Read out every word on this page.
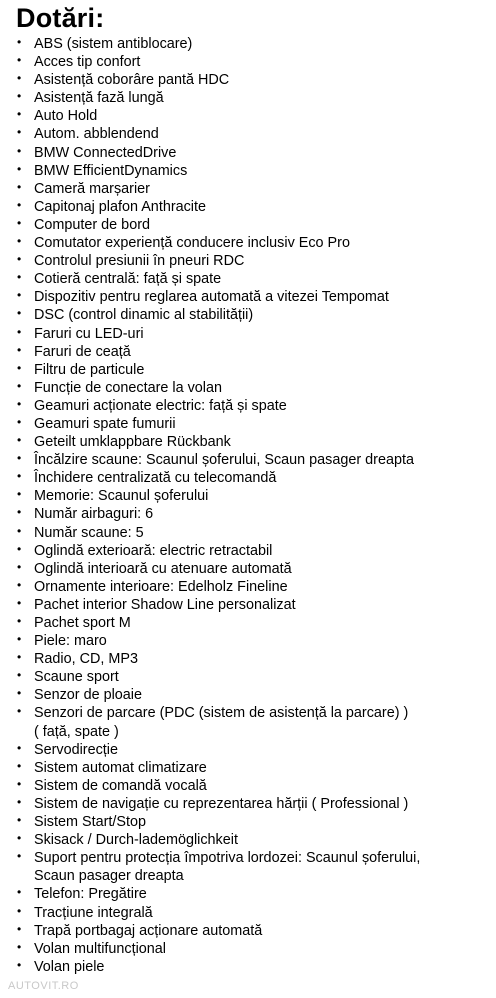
Dotări:
• ABS (sistem antiblocare)
• Acces tip confort
• Asistență coborâre pantă HDC
• Asistență fază lungă
• Auto Hold
• Autom. abblendend
• BMW ConnectedDrive
• BMW EfficientDynamics
• Cameră marșarier
• Capitonaj plafon Anthracite
• Computer de bord
• Comutator experiență conducere inclusiv Eco Pro
• Controlul presiunii în pneuri RDC
• Cotieră centrală: față și spate
• Dispozitiv pentru reglarea automată a vitezei Tempomat
• DSC (control dinamic al stabilității)
• Faruri cu LED-uri
• Faruri de ceață
• Filtru de particule
• Funcție de conectare la volan
• Geamuri acționate electric: față și spate
• Geamuri spate fumurii
• Geteilt umklappbare Rückbank
• Încălzire scaune: Scaunul șoferului, Scaun pasager dreapta
• Închidere centralizată cu telecomandă
• Memorie: Scaunul șoferului
• Număr airbaguri: 6
• Număr scaune: 5
• Oglindă exterioară: electric retractabil
• Oglindă interioară cu atenuare automată
• Ornamente interioare: Edelholz Fineline
• Pachet interior Shadow Line personalizat
• Pachet sport M
• Piele: maro
• Radio, CD, MP3
• Scaune sport
• Senzor de ploaie
• Senzori de parcare (PDC (sistem de asistență la parcare) )
( față, spate )
• Servodirecție
• Sistem automat climatizare
• Sistem de comandă vocală
• Sistem de navigație cu reprezentarea hărții ( Professional )
• Sistem Start/Stop
• Skisack / Durch-lademöglichkeit
• Suport pentru protecția împotriva lordozei: Scaunul șoferului,
Scaun pasager dreapta
• Telefon: Pregătire
• Tracțiune integrală
• Trapă portbagaj acționare automată
• Volan multifuncțional
• Volan piele
AUTOVIT.RO
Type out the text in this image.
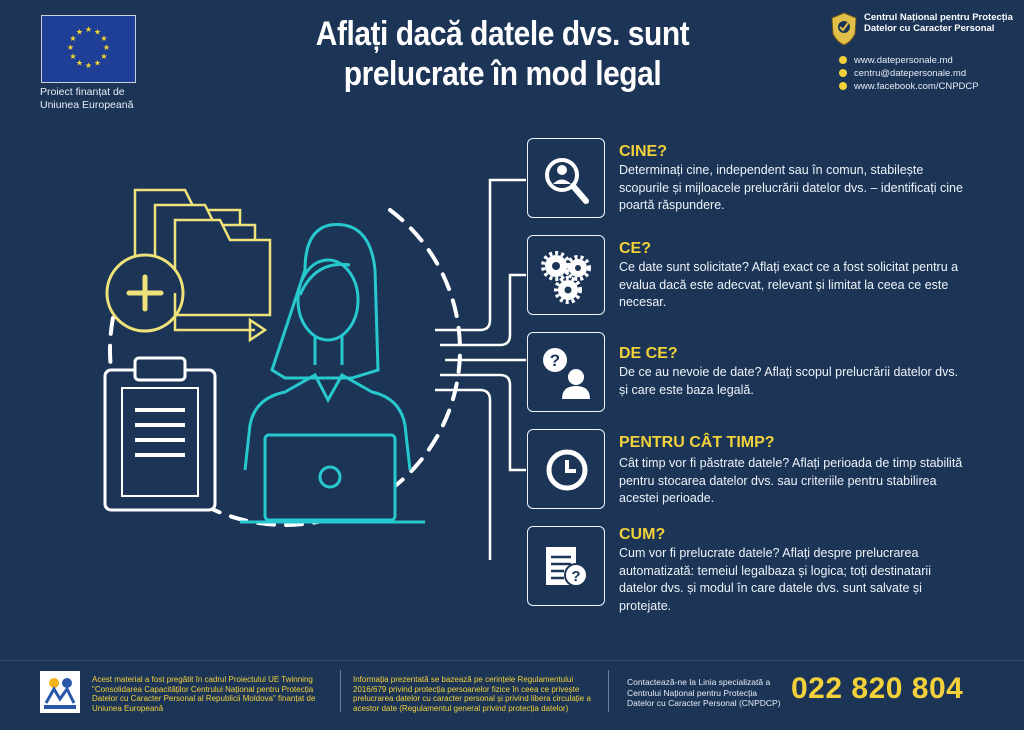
★ ★
★
★
★
★
★
★
★
★
★
★
Proiect finanțat de Uniunea Europeană
Aflați dacă datele dvs. sunt
prelucrate în mod legal
Centrul Național pentru Protecția Datelor cu Caracter Personal
www.datepersonale.md
centru@datepersonale.md
www.facebook.com/CNPDCP
CINE?
Determinați cine, independent sau în comun, stabilește scopurile și mijloacele prelucrării datelor dvs. – identificați cine poartă răspundere.
CE?
Ce date sunt solicitate? Aflați exact ce a fost solicitat pentru a evalua dacă este adecvat, relevant și limitat la ceea ce este necesar.
?	DE CE?
De ce au nevoie de date? Aflați scopul prelucrării datelor dvs. și care este baza legală.
PENTRU CÂT TIMP?
Cât timp vor fi păstrate datele? Aflați perioada de timp stabilită pentru stocarea datelor dvs. sau criteriile pentru stabilirea acestei perioade.
?
CUM?
Cum vor fi prelucrate datele? Aflați despre prelucrarea automatizată: temeiul legalbaza și logica; toți destinatarii datelor dvs. și modul în care datele dvs. sunt salvate și protejate.
Acest material a fost pregătit în cadrul Proiectului UE Twinning "Consolidarea Capacităților Centrului Național pentru Protecția Datelor cu Caracter Personal al Republicii Moldova" finanțat de Uniunea Europeană
Informația prezentată se bazează pe cerințele Regulamentului 2016/679 privind protecția persoanelor fizice în ceea ce privește prelucrarea datelor cu caracter personal și privind libera circulație a acestor date (Regulamentul general privind protecția datelor)
Contactează-ne la Linia specializată a Centrului Național pentru Protecția Datelor cu Caracter Personal (CNPDCP) 022 820 804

______________________________

YOUR INSTRUCTIONS
The records above are to be quoted exactly, with all pictures left out.

WRITTEN RESPONSE
Read out every word on this page.
Dotări:
• ABS (sistem antiblocare)
• Acces tip confort
• Asistență coborâre pantă HDC
• Asistență fază lungă
• Auto Hold
• Autom. abblendend
• BMW ConnectedDrive
• BMW EfficientDynamics
• Cameră marșarier
• Capitonaj plafon Anthracite
• Computer de bord
• Comutator experiență conducere inclusiv Eco Pro
• Controlul presiunii în pneuri RDC
• Cotieră centrală: față și spate
• Dispozitiv pentru reglarea automată a vitezei Tempomat
• DSC (control dinamic al stabilității)
• Faruri cu LED-uri
• Faruri de ceață
• Filtru de particule
• Funcție de conectare la volan
• Geamuri acționate electric: față și spate
• Geamuri spate fumurii
• Geteilt umklappbare Rückbank
• Încălzire scaune: Scaunul șoferului, Scaun pasager dreapta
• Închidere centralizată cu telecomandă
• Memorie: Scaunul șoferului
• Număr airbaguri: 6
• Număr scaune: 5
• Oglindă exterioară: electric retractabil
• Oglindă interioară cu atenuare automată
• Ornamente interioare: Edelholz Fineline
• Pachet interior Shadow Line personalizat
• Pachet sport M
• Piele: maro
• Radio, CD, MP3
• Scaune sport
• Senzor de ploaie
• Senzori de parcare (PDC (sistem de asistență la parcare) )
( față, spate )
• Servodirecție
• Sistem automat climatizare
• Sistem de comandă vocală
• Sistem de navigație cu reprezentarea hărții ( Professional )
• Sistem Start/Stop
• Skisack / Durch-lademöglichkeit
• Suport pentru protecția împotriva lordozei: Scaunul șoferului,
Scaun pasager dreapta
• Telefon: Pregătire
• Tracțiune integrală
• Trapă portbagaj acționare automată
• Volan multifuncțional
• Volan piele
AUTOVIT.RO
Type out the text in this image.
★ ★
★
★
★
★
★
★
★
★
★
★
Proiect finanțat de Uniunea Europeană
Aflați dacă datele dvs. sunt
prelucrate în mod legal
Centrul Național pentru Protecția Datelor cu Caracter Personal
www.datepersonale.md
centru@datepersonale.md
www.facebook.com/CNPDCP
CINE?
Determinați cine, independent sau în comun, stabilește scopurile și mijloacele prelucrării datelor dvs. – identificați cine poartă răspundere.
CE?
Ce date sunt solicitate? Aflați exact ce a fost solicitat pentru a evalua dacă este adecvat, relevant și limitat la ceea ce este necesar.
?	DE CE?
De ce au nevoie de date? Aflați scopul prelucrării datelor dvs. și care este baza legală.
PENTRU CÂT TIMP?
Cât timp vor fi păstrate datele? Aflați perioada de timp stabilită pentru stocarea datelor dvs. sau criteriile pentru stabilirea acestei perioade.
?
CUM?
Cum vor fi prelucrate datele? Aflați despre prelucrarea automatizată: temeiul legalbaza și logica; toți destinatarii datelor dvs. și modul în care datele dvs. sunt salvate și protejate.
Acest material a fost pregătit în cadrul Proiectului UE Twinning "Consolidarea Capacităților Centrului Național pentru Protecția Datelor cu Caracter Personal al Republicii Moldova" finanțat de Uniunea Europeană
Informația prezentată se bazează pe cerințele Regulamentului 2016/679 privind protecția persoanelor fizice în ceea ce privește prelucrarea datelor cu caracter personal și privind libera circulație a acestor date (Regulamentul general privind protecția datelor)
Contactează-ne la Linia specializată a Centrului Național pentru Protecția Datelor cu Caracter Personal (CNPDCP) 022 820 804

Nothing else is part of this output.